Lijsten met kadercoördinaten
-*-*-

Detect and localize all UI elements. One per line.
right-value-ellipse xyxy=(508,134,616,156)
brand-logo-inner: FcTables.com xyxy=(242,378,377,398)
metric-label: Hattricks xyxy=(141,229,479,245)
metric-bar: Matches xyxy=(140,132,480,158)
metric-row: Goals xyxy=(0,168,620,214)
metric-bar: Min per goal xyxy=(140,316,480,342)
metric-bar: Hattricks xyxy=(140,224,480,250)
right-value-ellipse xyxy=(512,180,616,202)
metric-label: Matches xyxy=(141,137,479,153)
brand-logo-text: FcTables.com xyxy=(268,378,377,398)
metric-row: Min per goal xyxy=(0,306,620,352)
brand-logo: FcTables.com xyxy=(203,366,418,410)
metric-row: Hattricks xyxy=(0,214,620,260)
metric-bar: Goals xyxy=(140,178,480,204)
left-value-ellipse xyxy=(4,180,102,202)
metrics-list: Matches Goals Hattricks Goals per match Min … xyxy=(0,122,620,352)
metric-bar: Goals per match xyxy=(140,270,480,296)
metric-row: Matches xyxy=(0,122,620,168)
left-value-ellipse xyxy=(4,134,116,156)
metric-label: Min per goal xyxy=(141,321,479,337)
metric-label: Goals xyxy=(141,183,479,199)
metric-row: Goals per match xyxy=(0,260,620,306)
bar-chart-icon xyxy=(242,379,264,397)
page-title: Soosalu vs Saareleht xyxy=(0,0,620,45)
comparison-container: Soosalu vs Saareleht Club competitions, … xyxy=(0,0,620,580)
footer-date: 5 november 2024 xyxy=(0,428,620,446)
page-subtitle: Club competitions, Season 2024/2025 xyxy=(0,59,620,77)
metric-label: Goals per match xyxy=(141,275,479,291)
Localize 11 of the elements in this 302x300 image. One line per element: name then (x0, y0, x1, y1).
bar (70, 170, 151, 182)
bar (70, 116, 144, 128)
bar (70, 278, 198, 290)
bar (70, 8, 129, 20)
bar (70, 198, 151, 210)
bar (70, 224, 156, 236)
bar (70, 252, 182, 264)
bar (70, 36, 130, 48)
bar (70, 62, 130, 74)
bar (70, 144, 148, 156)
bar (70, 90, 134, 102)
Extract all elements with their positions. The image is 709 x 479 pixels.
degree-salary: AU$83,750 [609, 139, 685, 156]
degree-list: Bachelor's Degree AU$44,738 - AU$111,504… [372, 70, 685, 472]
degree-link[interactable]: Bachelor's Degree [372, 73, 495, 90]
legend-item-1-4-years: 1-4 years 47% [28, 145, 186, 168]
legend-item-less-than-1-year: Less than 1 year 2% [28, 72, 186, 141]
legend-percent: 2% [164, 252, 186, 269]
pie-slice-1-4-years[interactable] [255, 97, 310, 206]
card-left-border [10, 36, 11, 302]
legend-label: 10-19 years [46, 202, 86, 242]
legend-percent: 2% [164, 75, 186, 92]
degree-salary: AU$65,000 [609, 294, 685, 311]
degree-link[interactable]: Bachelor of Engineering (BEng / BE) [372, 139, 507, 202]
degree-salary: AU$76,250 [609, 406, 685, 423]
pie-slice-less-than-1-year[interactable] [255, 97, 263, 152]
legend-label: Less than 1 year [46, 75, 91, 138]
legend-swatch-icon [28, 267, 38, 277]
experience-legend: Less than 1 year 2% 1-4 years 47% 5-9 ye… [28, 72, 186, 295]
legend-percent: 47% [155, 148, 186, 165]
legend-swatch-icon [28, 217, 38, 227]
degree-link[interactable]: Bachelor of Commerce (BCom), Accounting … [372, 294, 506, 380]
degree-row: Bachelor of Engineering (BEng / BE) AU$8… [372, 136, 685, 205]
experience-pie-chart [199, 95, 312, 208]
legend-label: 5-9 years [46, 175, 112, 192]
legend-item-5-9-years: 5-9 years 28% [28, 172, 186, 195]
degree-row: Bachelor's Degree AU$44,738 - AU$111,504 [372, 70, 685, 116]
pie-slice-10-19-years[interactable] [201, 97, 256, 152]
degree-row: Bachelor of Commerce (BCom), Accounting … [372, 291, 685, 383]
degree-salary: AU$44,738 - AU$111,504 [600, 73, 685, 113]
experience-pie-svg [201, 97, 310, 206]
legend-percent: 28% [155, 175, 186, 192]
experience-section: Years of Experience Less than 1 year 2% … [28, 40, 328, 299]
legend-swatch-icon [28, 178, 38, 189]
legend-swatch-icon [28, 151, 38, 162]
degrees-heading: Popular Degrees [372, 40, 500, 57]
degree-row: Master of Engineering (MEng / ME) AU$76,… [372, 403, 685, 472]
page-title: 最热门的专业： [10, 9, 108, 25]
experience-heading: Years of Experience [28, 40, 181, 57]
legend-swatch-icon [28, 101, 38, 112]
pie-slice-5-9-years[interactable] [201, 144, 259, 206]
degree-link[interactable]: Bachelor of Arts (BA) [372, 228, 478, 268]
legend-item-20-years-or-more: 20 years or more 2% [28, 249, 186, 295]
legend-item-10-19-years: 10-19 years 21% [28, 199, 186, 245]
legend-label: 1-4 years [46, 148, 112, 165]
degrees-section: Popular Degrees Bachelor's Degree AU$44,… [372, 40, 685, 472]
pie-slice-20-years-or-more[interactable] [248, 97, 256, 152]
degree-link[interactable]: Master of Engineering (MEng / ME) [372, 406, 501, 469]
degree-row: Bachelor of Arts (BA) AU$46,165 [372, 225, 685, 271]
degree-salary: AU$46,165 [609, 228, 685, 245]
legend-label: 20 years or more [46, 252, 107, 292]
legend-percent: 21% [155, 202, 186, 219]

-*-*-

■ **Gegeven opdracht**
Kopieer de regels van de lijst hierboven letterlijk, vanaf de eerste regel tot en met de regel met "left-value-ellipse xyxy=(4,134,116,156)".

■ **Eindresultaat**
Detect and localize all UI elements. One per line.
right-value-ellipse xyxy=(508,134,616,156)
brand-logo-inner: FcTables.com xyxy=(242,378,377,398)
metric-label: Hattricks xyxy=(141,229,479,245)
metric-bar: Matches xyxy=(140,132,480,158)
metric-row: Goals xyxy=(0,168,620,214)
metric-bar: Min per goal xyxy=(140,316,480,342)
metric-bar: Hattricks xyxy=(140,224,480,250)
right-value-ellipse xyxy=(512,180,616,202)
metric-label: Matches xyxy=(141,137,479,153)
brand-logo-text: FcTables.com xyxy=(268,378,377,398)
metric-row: Min per goal xyxy=(0,306,620,352)
brand-logo: FcTables.com xyxy=(203,366,418,410)
metric-row: Hattricks xyxy=(0,214,620,260)
metric-bar: Goals xyxy=(140,178,480,204)
left-value-ellipse xyxy=(4,180,102,202)
metrics-list: Matches Goals Hattricks Goals per match Min … xyxy=(0,122,620,352)
metric-bar: Goals per match xyxy=(140,270,480,296)
metric-row: Matches xyxy=(0,122,620,168)
left-value-ellipse xyxy=(4,134,116,156)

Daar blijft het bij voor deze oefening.